==== DATA RECORDS ====

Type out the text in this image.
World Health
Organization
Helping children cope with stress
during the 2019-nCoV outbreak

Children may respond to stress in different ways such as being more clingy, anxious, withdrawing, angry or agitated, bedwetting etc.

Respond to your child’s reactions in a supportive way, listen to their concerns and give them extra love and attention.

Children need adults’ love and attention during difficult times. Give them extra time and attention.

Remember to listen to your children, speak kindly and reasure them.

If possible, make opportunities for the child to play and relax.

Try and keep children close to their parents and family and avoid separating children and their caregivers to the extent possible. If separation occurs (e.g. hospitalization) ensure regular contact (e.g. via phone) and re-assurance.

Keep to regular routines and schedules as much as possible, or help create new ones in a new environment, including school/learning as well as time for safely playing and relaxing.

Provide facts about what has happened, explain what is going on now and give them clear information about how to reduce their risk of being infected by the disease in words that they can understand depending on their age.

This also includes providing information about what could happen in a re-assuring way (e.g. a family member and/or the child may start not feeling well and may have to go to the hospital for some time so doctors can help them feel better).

====

Restate the whole listing exactly, leaving out nothing.

**SOLUTION FOR THIS TASK:**
Type out the text in this image.
World Health
Organization
Helping children cope with stress
during the 2019-nCoV outbreak

Children may respond to stress in different ways such as being more clingy, anxious, withdrawing, angry or agitated, bedwetting etc.

Respond to your child’s reactions in a supportive way, listen to their concerns and give them extra love and attention.

Children need adults’ love and attention during difficult times. Give them extra time and attention.

Remember to listen to your children, speak kindly and reasure them.

If possible, make opportunities for the child to play and relax.

Try and keep children close to their parents and family and avoid separating children and their caregivers to the extent possible. If separation occurs (e.g. hospitalization) ensure regular contact (e.g. via phone) and re-assurance.

Keep to regular routines and schedules as much as possible, or help create new ones in a new environment, including school/learning as well as time for safely playing and relaxing.

Provide facts about what has happened, explain what is going on now and give them clear information about how to reduce their risk of being infected by the disease in words that they can understand depending on their age.

This also includes providing information about what could happen in a re-assuring way (e.g. a family member and/or the child may start not feeling well and may have to go to the hospital for some time so doctors can help them feel better).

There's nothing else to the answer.